From the records below, pull each line that has "precipitaciones".

◇ ◇ ◇ ◇ ◇ ◇ ◇

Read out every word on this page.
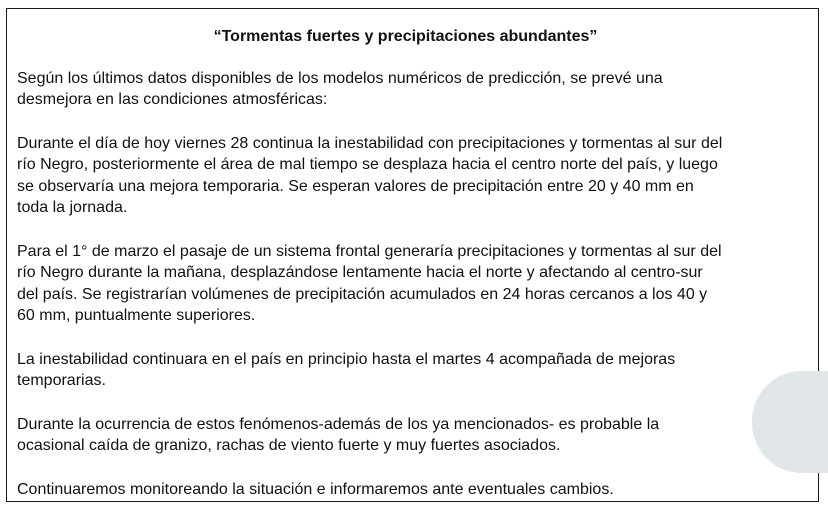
“Tormentas fuertes y precipitaciones abundantes”

Según los últimos datos disponibles de los modelos numéricos de predicción, se prevé una
desmejora en las condiciones atmosféricas:

Durante el día de hoy viernes 28 continua la inestabilidad con precipitaciones y tormentas al sur del
río Negro, posteriormente el área de mal tiempo se desplaza hacia el centro norte del país, y luego
se observaría una mejora temporaria. Se esperan valores de precipitación entre 20 y 40 mm en
toda la jornada.

Para el 1° de marzo el pasaje de un sistema frontal generaría precipitaciones y tormentas al sur del
río Negro durante la mañana, desplazándose lentamente hacia el norte y afectando al centro-sur
del país. Se registrarían volúmenes de precipitación acumulados en 24 horas cercanos a los 40 y
60 mm, puntualmente superiores.

La inestabilidad continuara en el país en principio hasta el martes 4 acompañada de mejoras
temporarias.

Durante la ocurrencia de estos fenómenos-además de los ya mencionados- es probable la
ocasional caída de granizo, rachas de viento fuerte y muy fuertes asociados.

Continuaremos monitoreando la situación e informaremos ante eventuales cambios.
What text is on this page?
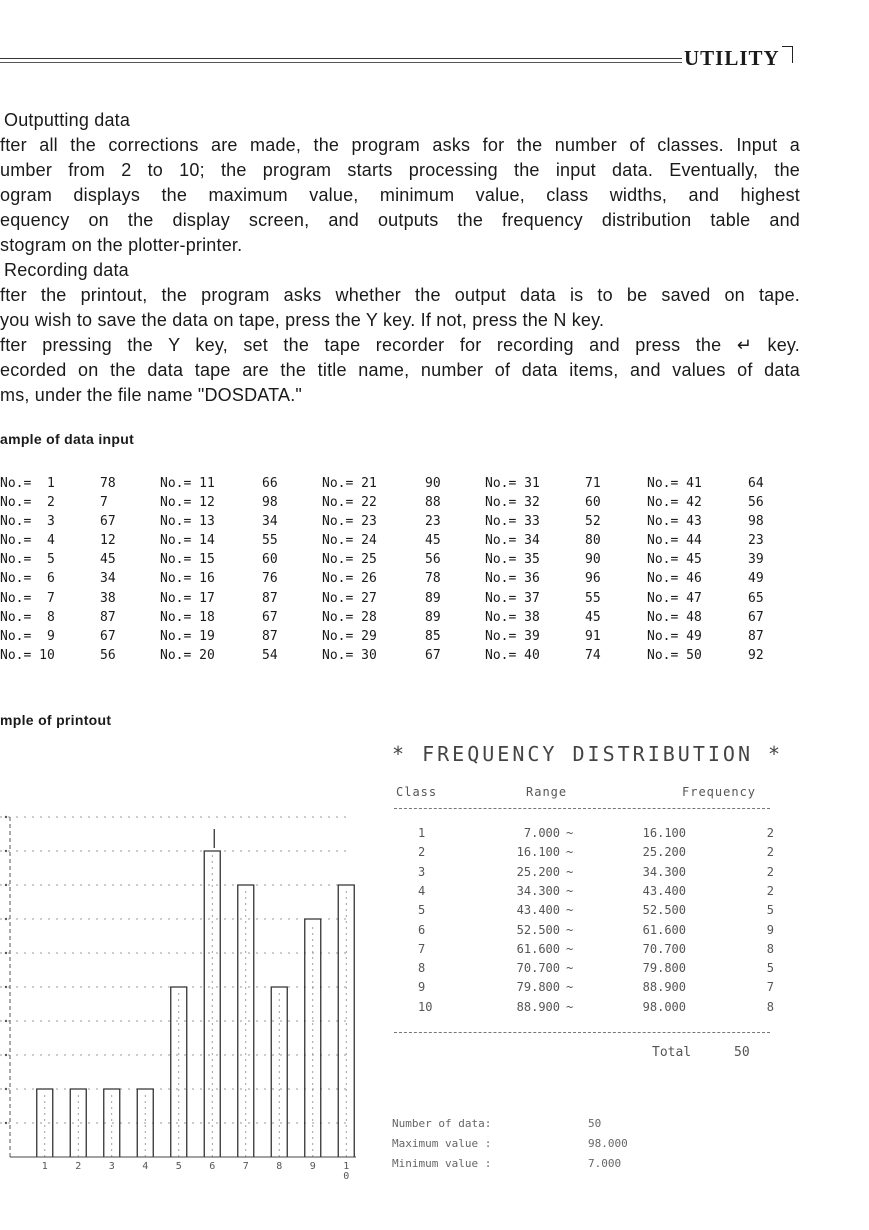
UTILITY
Outputting data
fter all the corrections are made, the program asks for the number of classes. Input a
umber from 2 to 10; the program starts processing the input data. Eventually, the
ogram displays the maximum value, minimum value, class widths, and highest
equency on the display screen, and outputs the frequency distribution table and
stogram on the plotter-printer.
Recording data
fter the printout, the program asks whether the output data is to be saved on tape.
you wish to save the data on tape, press the Y key. If not, press the N key.
fter pressing the Y key, set the tape recorder for recording and press the ↵ key.
ecorded on the data tape are the title name, number of data items, and values of data
ms, under the file name "DOSDATA."
ample of data input
No.=  1	78	No.= 11	66	No.= 21	90	No.= 31	71	No.= 41	64
No.=  2	7	No.= 12	98	No.= 22	88	No.= 32	60	No.= 42	56
No.=  3	67	No.= 13	34	No.= 23	23	No.= 33	52	No.= 43	98
No.=  4	12	No.= 14	55	No.= 24	45	No.= 34	80	No.= 44	23
No.=  5	45	No.= 15	60	No.= 25	56	No.= 35	90	No.= 45	39
No.=  6	34	No.= 16	76	No.= 26	78	No.= 36	96	No.= 46	49
No.=  7	38	No.= 17	87	No.= 27	89	No.= 37	55	No.= 47	65
No.=  8	87	No.= 18	67	No.= 28	89	No.= 38	45	No.= 48	67
No.=  9	67	No.= 19	87	No.= 29	85	No.= 39	91	No.= 49	87
No.= 10	56	No.= 20	54	No.= 30	67	No.= 40	74	No.= 50	92
mple of printout
1	2	3	4	5	6	7	8	9	1
0
* FREQUENCY DISTRIBUTION *
Class	Range	Frequency
1	7.000 ~	16.100	2
2	16.100 ~	25.200	2
3	25.200 ~	34.300	2
4	34.300 ~	43.400	2
5	43.400 ~	52.500	5
6	52.500 ~	61.600	9
7	61.600 ~	70.700	8
8	70.700 ~	79.800	5
9	79.800 ~	88.900	7
10	88.900 ~	98.000	8
Total	50
Number of data:	50
Maximum value :	98.000
Minimum value :	7.000
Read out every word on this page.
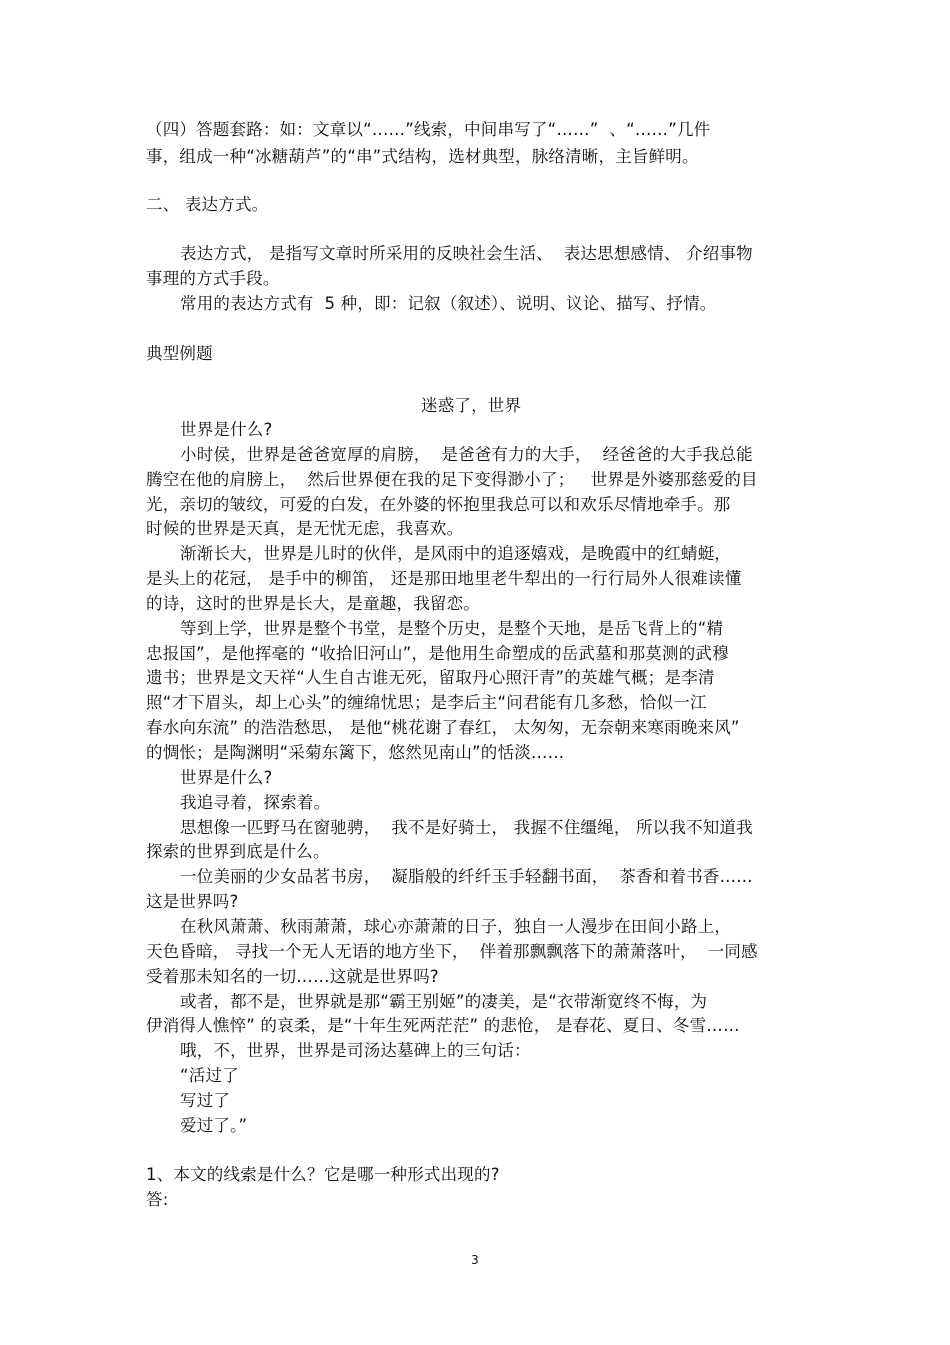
（四）答题套路：如：文章以“……”线索，中间串写了“……”  、“……”几件
事，组成一种“冰糖葫芦”的“串”式结构，选材典型，脉络清晰，主旨鲜明。
二、 表达方式。
表达方式， 是指写文章时所采用的反映社会生活、  表达思想感情、 介绍事物
事理的方式手段。
常用的表达方式有  5 种，即：记叙（叙述）、说明、议论、描写、抒情。
典型例题
迷惑了，世界
世界是什么?
小时侯，世界是爸爸宽厚的肩膀，  是爸爸有力的大手，  经爸爸的大手我总能
腾空在他的肩膀上，  然后世界便在我的足下变得渺小了；   世界是外婆那慈爱的目
光，亲切的皱纹，可爱的白发，在外婆的怀抱里我总可以和欢乐尽情地牵手。那
时候的世界是天真，是无忧无虑，我喜欢。
渐渐长大，世界是儿时的伙伴，是风雨中的追逐嬉戏，是晚霞中的红蜻蜓，
是头上的花冠， 是手中的柳笛， 还是那田地里老牛犁出的一行行局外人很难读懂
的诗，这时的世界是长大，是童趣，我留恋。
等到上学，世界是整个书堂，是整个历史，是整个天地，是岳飞背上的“精
忠报国”，是他挥毫的 “收拾旧河山”，是他用生命塑成的岳武墓和那莫测的武穆
遗书；世界是文天祥“人生自古谁无死，留取丹心照汗青”的英雄气概；是李清
照“才下眉头，却上心头”的缠绵忧思；是李后主“问君能有几多愁，恰似一江
春水向东流” 的浩浩愁思， 是他“桃花谢了春红， 太匆匆，无奈朝来寒雨晚来风”
的惆怅；是陶渊明“采菊东篱下，悠然见南山”的恬淡……
世界是什么?
我追寻着，探索着。
思想像一匹野马在窗驰骋，  我不是好骑士， 我握不住缰绳， 所以我不知道我
探索的世界到底是什么。
一位美丽的少女品茗书房，  凝脂般的纤纤玉手轻翻书面，  茶香和着书香……
这是世界吗?
在秋风萧萧、秋雨萧萧，球心亦萧萧的日子，独自一人漫步在田间小路上，
天色昏暗， 寻找一个无人无语的地方坐下，  伴着那飘飘落下的萧萧落叶，  一同感
受着那未知名的一切……这就是世界吗?
或者，都不是，世界就是那“霸王别姬”的凄美，是“衣带渐宽终不悔，为
伊消得人憔悴” 的哀柔，是“十年生死两茫茫” 的悲怆， 是春花、夏日、冬雪……
哦，不，世界，世界是司汤达墓碑上的三句话：
“活过了
写过了
爱过了。”
1、本文的线索是什么？它是哪一种形式出现的?
答:
3
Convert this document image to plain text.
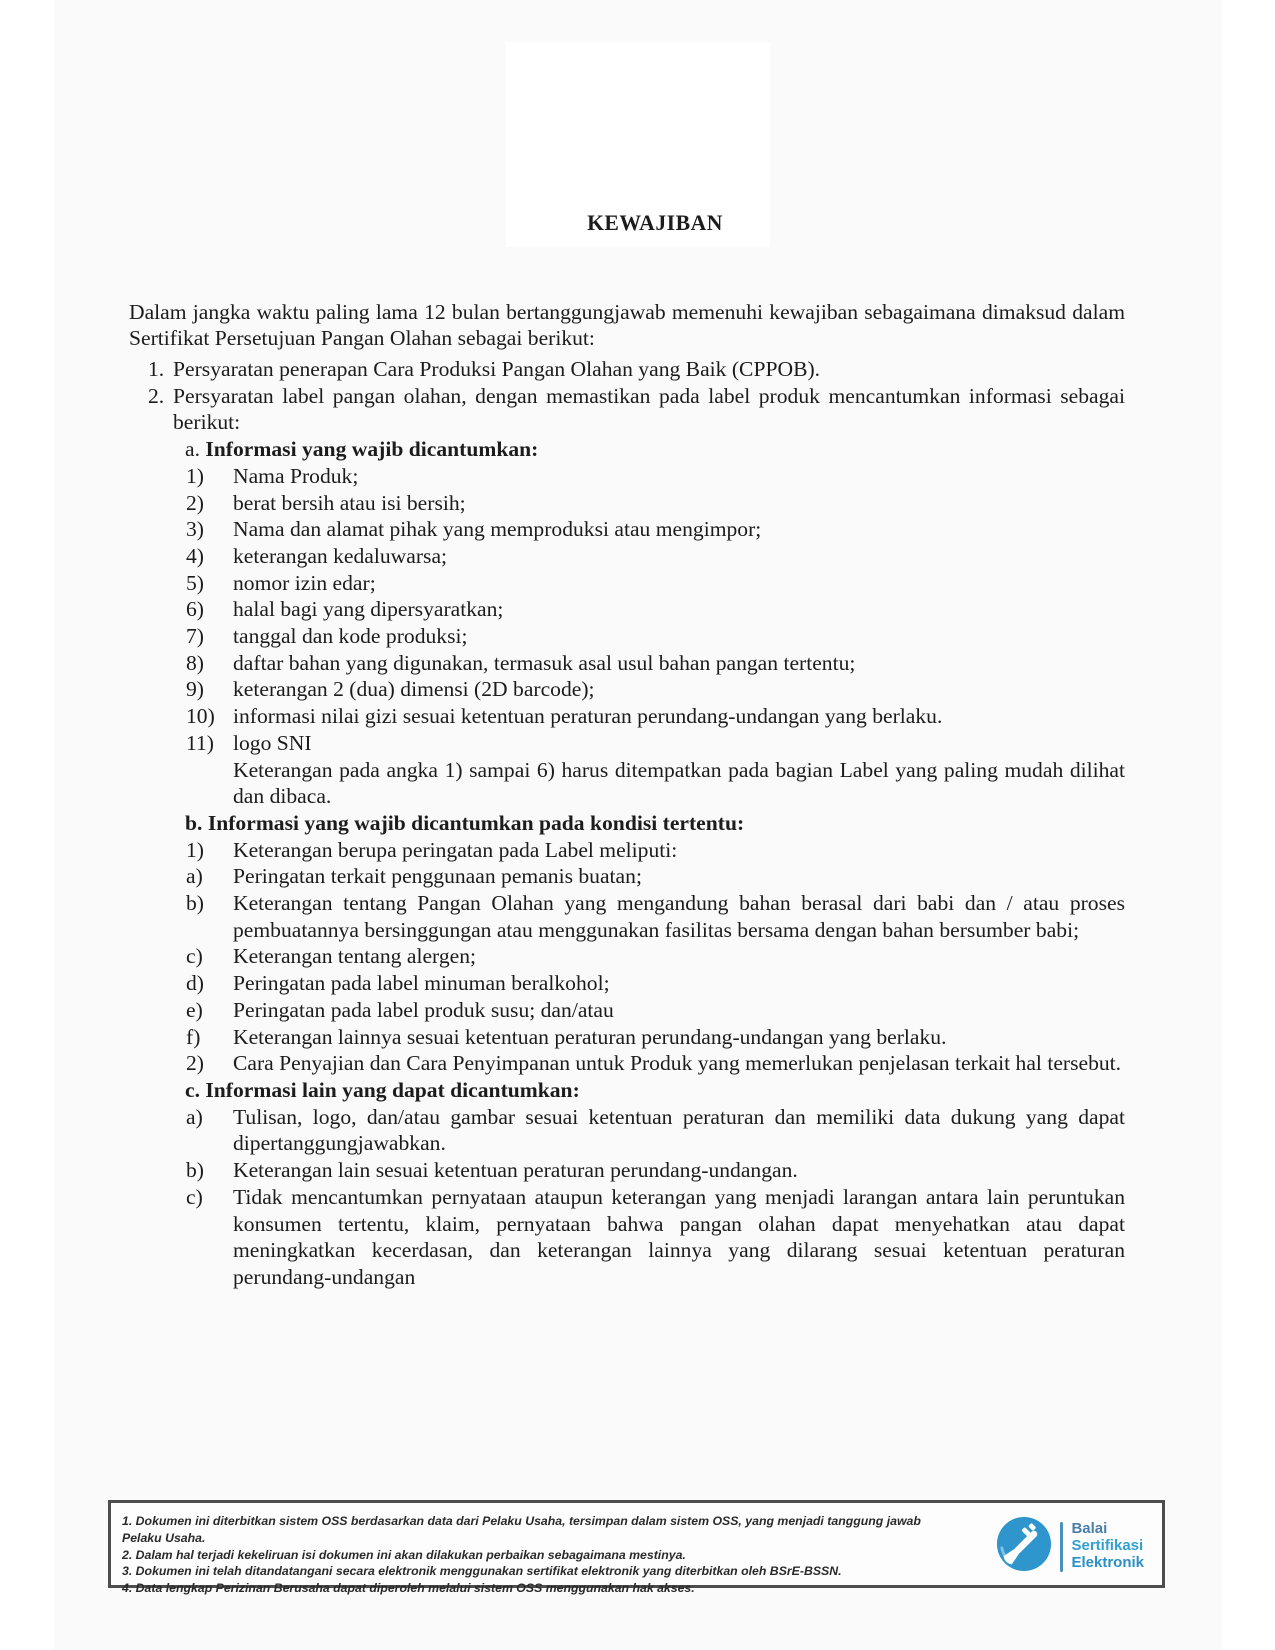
KEWAJIBAN

Dalam jangka waktu paling lama 12 bulan bertanggungjawab memenuhi kewajiban sebagaimana dimaksud dalam Sertifikat Persetujuan Pangan Olahan sebagai berikut:

1. Persyaratan penerapan Cara Produksi Pangan Olahan yang Baik (CPPOB).
2. Persyaratan label pangan olahan, dengan memastikan pada label produk mencantumkan informasi sebagai berikut:
a. Informasi yang wajib dicantumkan:
1) Nama Produk;
2) berat bersih atau isi bersih;
3) Nama dan alamat pihak yang memproduksi atau mengimpor;
4) keterangan kedaluwarsa;
5) nomor izin edar;
6) halal bagi yang dipersyaratkan;
7) tanggal dan kode produksi;
8) daftar bahan yang digunakan, termasuk asal usul bahan pangan tertentu;
9) keterangan 2 (dua) dimensi (2D barcode);
10) informasi nilai gizi sesuai ketentuan peraturan perundang-undangan yang berlaku.
11) logo SNI
Keterangan pada angka 1) sampai 6) harus ditempatkan pada bagian Label yang paling mudah dilihat dan dibaca.
b. Informasi yang wajib dicantumkan pada kondisi tertentu:
1) Keterangan berupa peringatan pada Label meliputi:
a) Peringatan terkait penggunaan pemanis buatan;
b) Keterangan tentang Pangan Olahan yang mengandung bahan berasal dari babi dan / atau proses pembuatannya bersinggungan atau menggunakan fasilitas bersama dengan bahan bersumber babi;
c) Keterangan tentang alergen;
d) Peringatan pada label minuman beralkohol;
e) Peringatan pada label produk susu; dan/atau
f) Keterangan lainnya sesuai ketentuan peraturan perundang-undangan yang berlaku.
2) Cara Penyajian dan Cara Penyimpanan untuk Produk yang memerlukan penjelasan terkait hal tersebut.
c. Informasi lain yang dapat dicantumkan:
a) Tulisan, logo, dan/atau gambar sesuai ketentuan peraturan dan memiliki data dukung yang dapat dipertanggungjawabkan.
b) Keterangan lain sesuai ketentuan peraturan perundang-undangan.
c) Tidak mencantumkan pernyataan ataupun keterangan yang menjadi larangan antara lain peruntukan konsumen tertentu, klaim, pernyataan bahwa pangan olahan dapat menyehatkan atau dapat meningkatkan kecerdasan, dan keterangan lainnya yang dilarang sesuai ketentuan peraturan perundang-undangan
1. Dokumen ini diterbitkan sistem OSS berdasarkan data dari Pelaku Usaha, tersimpan dalam sistem OSS, yang menjadi tanggung jawab Pelaku Usaha.
2. Dalam hal terjadi kekeliruan isi dokumen ini akan dilakukan perbaikan sebagaimana mestinya.
3. Dokumen ini telah ditandatangani secara elektronik menggunakan sertifikat elektronik yang diterbitkan oleh BSrE-BSSN.
4. Data lengkap Perizinan Berusaha dapat diperoleh melalui sistem OSS menggunakan hak akses.
Balai
Sertifikasi
Elektronik
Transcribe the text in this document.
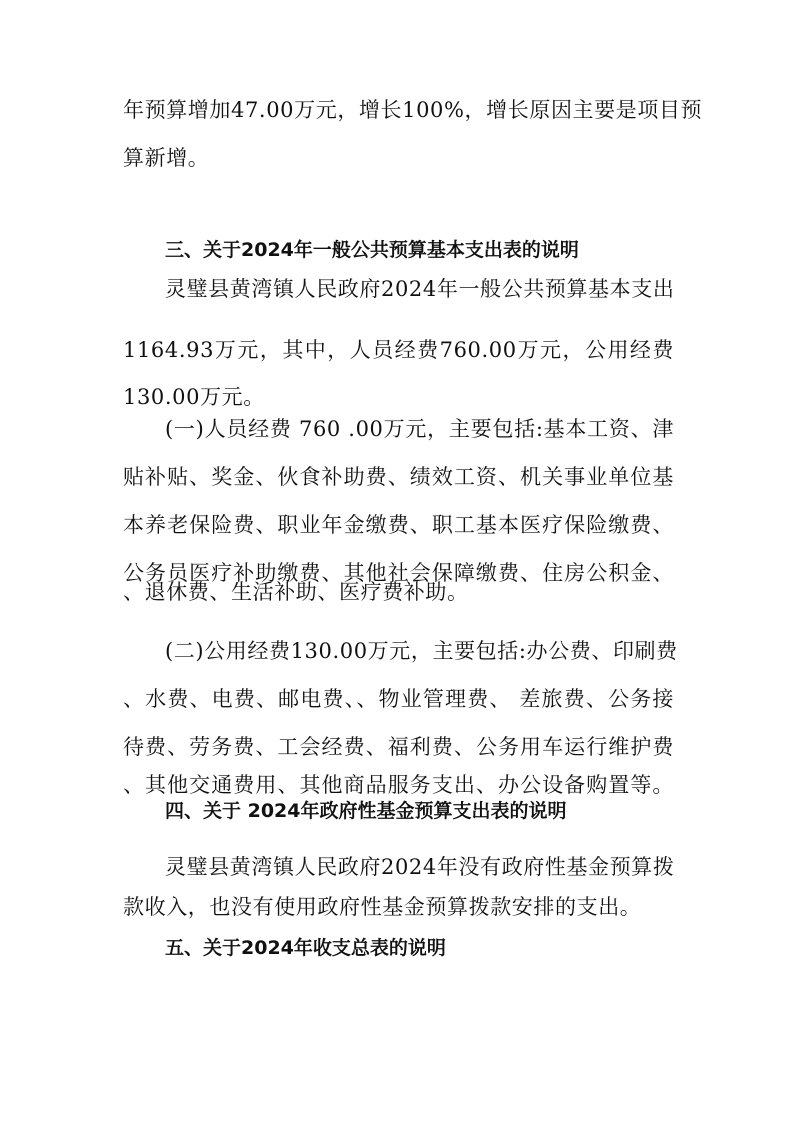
年预算增加47.00万元，增长100%，增长原因主要是项目预
算新增。
三、关于2024年一般公共预算基本支出表的说明
灵璧县黄湾镇人民政府2024年一般公共预算基本支出
1164.93万元，其中，人员经费760.00万元，公用经费
130.00万元。
(一)人员经费 760 .00万元，主要包括:基本工资、津
贴补贴、奖金、伙食补助费、绩效工资、机关事业单位基
本养老保险费、职业年金缴费、职工基本医疗保险缴费、
公务员医疗补助缴费、其他社会保障缴费、住房公积金、
、退休费、生活补助、医疗费补助。
(二)公用经费130.00万元，主要包括:办公费、印刷费
、水费、电费、邮电费、、物业管理费、 差旅费、公务接
待费、劳务费、工会经费、福利费、公务用车运行维护费
、其他交通费用、其他商品服务支出、办公设备购置等。
四、关于 2024年政府性基金预算支出表的说明
灵璧县黄湾镇人民政府2024年没有政府性基金预算拨
款收入，也没有使用政府性基金预算拨款安排的支出。
五、关于2024年收支总表的说明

◇ ◇ ◇ ◇ ◇ ◇ ◇

◆ Exercise response
“Tormentas fuertes y precipitaciones abundantes”
Durante el día de hoy viernes 28 continua la inestabilidad con precipitaciones y tormentas al sur del
Para el 1° de marzo el pasaje de un sistema frontal generaría precipitaciones y tormentas al sur del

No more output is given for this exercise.